[Dataset items]
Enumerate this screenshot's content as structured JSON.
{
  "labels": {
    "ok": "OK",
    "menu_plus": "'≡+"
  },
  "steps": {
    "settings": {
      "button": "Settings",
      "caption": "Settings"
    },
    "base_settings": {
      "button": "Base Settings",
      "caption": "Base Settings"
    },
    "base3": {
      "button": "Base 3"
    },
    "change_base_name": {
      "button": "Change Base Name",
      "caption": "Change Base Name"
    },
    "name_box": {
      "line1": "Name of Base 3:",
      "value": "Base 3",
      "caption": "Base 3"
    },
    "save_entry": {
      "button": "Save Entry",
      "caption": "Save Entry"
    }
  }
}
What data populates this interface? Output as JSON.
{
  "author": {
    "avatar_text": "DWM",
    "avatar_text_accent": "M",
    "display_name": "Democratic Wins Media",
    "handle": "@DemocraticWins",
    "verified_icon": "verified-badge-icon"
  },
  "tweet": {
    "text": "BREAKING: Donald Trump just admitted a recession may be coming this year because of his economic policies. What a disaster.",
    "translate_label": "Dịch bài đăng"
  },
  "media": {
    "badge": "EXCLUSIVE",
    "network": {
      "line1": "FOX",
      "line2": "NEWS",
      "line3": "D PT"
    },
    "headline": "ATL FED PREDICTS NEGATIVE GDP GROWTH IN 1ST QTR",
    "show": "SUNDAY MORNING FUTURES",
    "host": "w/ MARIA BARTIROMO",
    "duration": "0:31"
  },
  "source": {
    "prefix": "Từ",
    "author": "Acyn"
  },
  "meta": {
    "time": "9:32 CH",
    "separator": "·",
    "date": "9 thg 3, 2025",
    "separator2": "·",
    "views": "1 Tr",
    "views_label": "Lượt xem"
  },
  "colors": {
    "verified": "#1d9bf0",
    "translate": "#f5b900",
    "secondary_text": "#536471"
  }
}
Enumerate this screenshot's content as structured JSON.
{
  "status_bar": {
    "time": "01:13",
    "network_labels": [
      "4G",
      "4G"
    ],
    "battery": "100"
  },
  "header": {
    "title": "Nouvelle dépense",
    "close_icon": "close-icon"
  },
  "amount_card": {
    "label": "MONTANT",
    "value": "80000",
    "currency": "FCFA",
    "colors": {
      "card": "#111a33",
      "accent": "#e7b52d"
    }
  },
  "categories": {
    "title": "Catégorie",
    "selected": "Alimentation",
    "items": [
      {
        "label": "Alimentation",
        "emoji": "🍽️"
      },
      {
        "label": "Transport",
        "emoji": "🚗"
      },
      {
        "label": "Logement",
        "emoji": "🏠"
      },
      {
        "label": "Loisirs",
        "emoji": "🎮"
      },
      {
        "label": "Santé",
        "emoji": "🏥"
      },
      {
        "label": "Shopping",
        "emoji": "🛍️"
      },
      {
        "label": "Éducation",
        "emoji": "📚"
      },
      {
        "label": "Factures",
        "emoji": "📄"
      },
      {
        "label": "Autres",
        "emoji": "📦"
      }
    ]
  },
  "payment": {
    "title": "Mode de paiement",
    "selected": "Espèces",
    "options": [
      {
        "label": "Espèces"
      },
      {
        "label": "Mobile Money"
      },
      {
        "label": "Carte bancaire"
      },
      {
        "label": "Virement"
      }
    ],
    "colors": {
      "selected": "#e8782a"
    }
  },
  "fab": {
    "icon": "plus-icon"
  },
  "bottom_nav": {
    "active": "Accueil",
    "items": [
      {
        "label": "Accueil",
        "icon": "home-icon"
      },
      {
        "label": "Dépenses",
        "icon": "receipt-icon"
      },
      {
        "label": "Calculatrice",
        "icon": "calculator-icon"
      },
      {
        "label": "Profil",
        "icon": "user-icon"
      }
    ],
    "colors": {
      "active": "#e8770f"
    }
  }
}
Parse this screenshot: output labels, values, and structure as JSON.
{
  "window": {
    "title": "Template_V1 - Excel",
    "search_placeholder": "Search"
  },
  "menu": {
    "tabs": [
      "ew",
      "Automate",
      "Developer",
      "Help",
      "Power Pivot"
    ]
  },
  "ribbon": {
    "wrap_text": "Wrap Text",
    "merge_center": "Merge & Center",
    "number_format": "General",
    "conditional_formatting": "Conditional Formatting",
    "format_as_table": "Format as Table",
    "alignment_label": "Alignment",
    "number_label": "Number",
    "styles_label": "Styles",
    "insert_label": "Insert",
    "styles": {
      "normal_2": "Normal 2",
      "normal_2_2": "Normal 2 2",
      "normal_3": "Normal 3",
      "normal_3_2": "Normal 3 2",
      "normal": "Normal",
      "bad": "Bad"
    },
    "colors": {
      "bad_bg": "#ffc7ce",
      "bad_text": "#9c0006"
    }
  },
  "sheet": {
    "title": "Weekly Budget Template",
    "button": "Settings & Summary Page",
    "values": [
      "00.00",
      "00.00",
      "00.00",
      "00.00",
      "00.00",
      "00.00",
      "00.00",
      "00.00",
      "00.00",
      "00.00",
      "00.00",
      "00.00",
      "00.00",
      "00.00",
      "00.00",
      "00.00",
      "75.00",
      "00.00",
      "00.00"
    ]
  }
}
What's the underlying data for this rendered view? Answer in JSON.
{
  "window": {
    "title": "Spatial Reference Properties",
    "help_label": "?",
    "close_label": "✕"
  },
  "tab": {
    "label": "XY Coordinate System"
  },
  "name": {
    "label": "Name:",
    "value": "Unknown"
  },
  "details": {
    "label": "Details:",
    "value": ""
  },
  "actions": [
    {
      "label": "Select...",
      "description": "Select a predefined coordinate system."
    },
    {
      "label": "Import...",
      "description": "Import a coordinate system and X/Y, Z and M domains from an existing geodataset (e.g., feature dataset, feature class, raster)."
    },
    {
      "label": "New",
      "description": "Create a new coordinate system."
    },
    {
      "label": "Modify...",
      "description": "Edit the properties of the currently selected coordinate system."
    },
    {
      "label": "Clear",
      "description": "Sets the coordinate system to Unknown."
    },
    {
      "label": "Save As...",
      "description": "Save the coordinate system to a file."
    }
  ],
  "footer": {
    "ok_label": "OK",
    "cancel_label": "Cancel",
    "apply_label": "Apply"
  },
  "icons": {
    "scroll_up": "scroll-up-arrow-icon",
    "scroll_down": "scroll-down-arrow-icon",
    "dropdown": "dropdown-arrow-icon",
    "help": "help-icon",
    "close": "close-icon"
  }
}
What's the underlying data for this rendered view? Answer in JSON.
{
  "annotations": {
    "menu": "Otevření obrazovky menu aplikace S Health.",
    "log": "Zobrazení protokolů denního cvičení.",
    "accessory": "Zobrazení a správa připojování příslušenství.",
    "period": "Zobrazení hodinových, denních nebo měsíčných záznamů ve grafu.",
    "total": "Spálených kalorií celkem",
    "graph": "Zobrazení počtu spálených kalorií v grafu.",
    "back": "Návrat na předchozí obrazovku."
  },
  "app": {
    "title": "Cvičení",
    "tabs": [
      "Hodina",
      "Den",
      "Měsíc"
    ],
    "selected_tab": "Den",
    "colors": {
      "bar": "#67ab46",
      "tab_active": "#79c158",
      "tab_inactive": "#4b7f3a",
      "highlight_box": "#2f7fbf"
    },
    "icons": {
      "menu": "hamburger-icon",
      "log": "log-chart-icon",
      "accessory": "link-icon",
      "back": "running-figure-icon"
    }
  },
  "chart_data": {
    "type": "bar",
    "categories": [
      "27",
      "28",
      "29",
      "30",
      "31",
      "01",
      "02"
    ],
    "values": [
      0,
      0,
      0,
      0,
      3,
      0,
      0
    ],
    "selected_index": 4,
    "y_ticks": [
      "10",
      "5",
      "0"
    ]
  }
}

• [What the task asks]
Reproduce the material above, every line of it, exactly.

• [Exercise response]
Enumerate this screenshot's content as structured JSON.
{
  "labels": {
    "ok": "OK",
    "menu_plus": "'≡+"
  },
  "steps": {
    "settings": {
      "button": "Settings",
      "caption": "Settings"
    },
    "base_settings": {
      "button": "Base Settings",
      "caption": "Base Settings"
    },
    "base3": {
      "button": "Base 3"
    },
    "change_base_name": {
      "button": "Change Base Name",
      "caption": "Change Base Name"
    },
    "name_box": {
      "line1": "Name of Base 3:",
      "value": "Base 3",
      "caption": "Base 3"
    },
    "save_entry": {
      "button": "Save Entry",
      "caption": "Save Entry"
    }
  }
}
What data populates this interface? Output as JSON.
{
  "author": {
    "avatar_text": "DWM",
    "avatar_text_accent": "M",
    "display_name": "Democratic Wins Media",
    "handle": "@DemocraticWins",
    "verified_icon": "verified-badge-icon"
  },
  "tweet": {
    "text": "BREAKING: Donald Trump just admitted a recession may be coming this year because of his economic policies. What a disaster.",
    "translate_label": "Dịch bài đăng"
  },
  "media": {
    "badge": "EXCLUSIVE",
    "network": {
      "line1": "FOX",
      "line2": "NEWS",
      "line3": "D PT"
    },
    "headline": "ATL FED PREDICTS NEGATIVE GDP GROWTH IN 1ST QTR",
    "show": "SUNDAY MORNING FUTURES",
    "host": "w/ MARIA BARTIROMO",
    "duration": "0:31"
  },
  "source": {
    "prefix": "Từ",
    "author": "Acyn"
  },
  "meta": {
    "time": "9:32 CH",
    "separator": "·",
    "date": "9 thg 3, 2025",
    "separator2": "·",
    "views": "1 Tr",
    "views_label": "Lượt xem"
  },
  "colors": {
    "verified": "#1d9bf0",
    "translate": "#f5b900",
    "secondary_text": "#536471"
  }
}
Enumerate this screenshot's content as structured JSON.
{
  "status_bar": {
    "time": "01:13",
    "network_labels": [
      "4G",
      "4G"
    ],
    "battery": "100"
  },
  "header": {
    "title": "Nouvelle dépense",
    "close_icon": "close-icon"
  },
  "amount_card": {
    "label": "MONTANT",
    "value": "80000",
    "currency": "FCFA",
    "colors": {
      "card": "#111a33",
      "accent": "#e7b52d"
    }
  },
  "categories": {
    "title": "Catégorie",
    "selected": "Alimentation",
    "items": [
      {
        "label": "Alimentation",
        "emoji": "🍽️"
      },
      {
        "label": "Transport",
        "emoji": "🚗"
      },
      {
        "label": "Logement",
        "emoji": "🏠"
      },
      {
        "label": "Loisirs",
        "emoji": "🎮"
      },
      {
        "label": "Santé",
        "emoji": "🏥"
      },
      {
        "label": "Shopping",
        "emoji": "🛍️"
      },
      {
        "label": "Éducation",
        "emoji": "📚"
      },
      {
        "label": "Factures",
        "emoji": "📄"
      },
      {
        "label": "Autres",
        "emoji": "📦"
      }
    ]
  },
  "payment": {
    "title": "Mode de paiement",
    "selected": "Espèces",
    "options": [
      {
        "label": "Espèces"
      },
      {
        "label": "Mobile Money"
      },
      {
        "label": "Carte bancaire"
      },
      {
        "label": "Virement"
      }
    ],
    "colors": {
      "selected": "#e8782a"
    }
  },
  "fab": {
    "icon": "plus-icon"
  },
  "bottom_nav": {
    "active": "Accueil",
    "items": [
      {
        "label": "Accueil",
        "icon": "home-icon"
      },
      {
        "label": "Dépenses",
        "icon": "receipt-icon"
      },
      {
        "label": "Calculatrice",
        "icon": "calculator-icon"
      },
      {
        "label": "Profil",
        "icon": "user-icon"
      }
    ],
    "colors": {
      "active": "#e8770f"
    }
  }
}
Parse this screenshot: output labels, values, and structure as JSON.
{
  "window": {
    "title": "Template_V1 - Excel",
    "search_placeholder": "Search"
  },
  "menu": {
    "tabs": [
      "ew",
      "Automate",
      "Developer",
      "Help",
      "Power Pivot"
    ]
  },
  "ribbon": {
    "wrap_text": "Wrap Text",
    "merge_center": "Merge & Center",
    "number_format": "General",
    "conditional_formatting": "Conditional Formatting",
    "format_as_table": "Format as Table",
    "alignment_label": "Alignment",
    "number_label": "Number",
    "styles_label": "Styles",
    "insert_label": "Insert",
    "styles": {
      "normal_2": "Normal 2",
      "normal_2_2": "Normal 2 2",
      "normal_3": "Normal 3",
      "normal_3_2": "Normal 3 2",
      "normal": "Normal",
      "bad": "Bad"
    },
    "colors": {
      "bad_bg": "#ffc7ce",
      "bad_text": "#9c0006"
    }
  },
  "sheet": {
    "title": "Weekly Budget Template",
    "button": "Settings & Summary Page",
    "values": [
      "00.00",
      "00.00",
      "00.00",
      "00.00",
      "00.00",
      "00.00",
      "00.00",
      "00.00",
      "00.00",
      "00.00",
      "00.00",
      "00.00",
      "00.00",
      "00.00",
      "00.00",
      "00.00",
      "75.00",
      "00.00",
      "00.00"
    ]
  }
}
What's the underlying data for this rendered view? Answer in JSON.
{
  "window": {
    "title": "Spatial Reference Properties",
    "help_label": "?",
    "close_label": "✕"
  },
  "tab": {
    "label": "XY Coordinate System"
  },
  "name": {
    "label": "Name:",
    "value": "Unknown"
  },
  "details": {
    "label": "Details:",
    "value": ""
  },
  "actions": [
    {
      "label": "Select...",
      "description": "Select a predefined coordinate system."
    },
    {
      "label": "Import...",
      "description": "Import a coordinate system and X/Y, Z and M domains from an existing geodataset (e.g., feature dataset, feature class, raster)."
    },
    {
      "label": "New",
      "description": "Create a new coordinate system."
    },
    {
      "label": "Modify...",
      "description": "Edit the properties of the currently selected coordinate system."
    },
    {
      "label": "Clear",
      "description": "Sets the coordinate system to Unknown."
    },
    {
      "label": "Save As...",
      "description": "Save the coordinate system to a file."
    }
  ],
  "footer": {
    "ok_label": "OK",
    "cancel_label": "Cancel",
    "apply_label": "Apply"
  },
  "icons": {
    "scroll_up": "scroll-up-arrow-icon",
    "scroll_down": "scroll-down-arrow-icon",
    "dropdown": "dropdown-arrow-icon",
    "help": "help-icon",
    "close": "close-icon"
  }
}
What's the underlying data for this rendered view? Answer in JSON.
{
  "annotations": {
    "menu": "Otevření obrazovky menu aplikace S Health.",
    "log": "Zobrazení protokolů denního cvičení.",
    "accessory": "Zobrazení a správa připojování příslušenství.",
    "period": "Zobrazení hodinových, denních nebo měsíčných záznamů ve grafu.",
    "total": "Spálených kalorií celkem",
    "graph": "Zobrazení počtu spálených kalorií v grafu.",
    "back": "Návrat na předchozí obrazovku."
  },
  "app": {
    "title": "Cvičení",
    "tabs": [
      "Hodina",
      "Den",
      "Měsíc"
    ],
    "selected_tab": "Den",
    "colors": {
      "bar": "#67ab46",
      "tab_active": "#79c158",
      "tab_inactive": "#4b7f3a",
      "highlight_box": "#2f7fbf"
    },
    "icons": {
      "menu": "hamburger-icon",
      "log": "log-chart-icon",
      "accessory": "link-icon",
      "back": "running-figure-icon"
    }
  },
  "chart_data": {
    "type": "bar",
    "categories": [
      "27",
      "28",
      "29",
      "30",
      "31",
      "01",
      "02"
    ],
    "values": [
      0,
      0,
      0,
      0,
      3,
      0,
      0
    ],
    "selected_index": 4,
    "y_ticks": [
      "10",
      "5",
      "0"
    ]
  }
}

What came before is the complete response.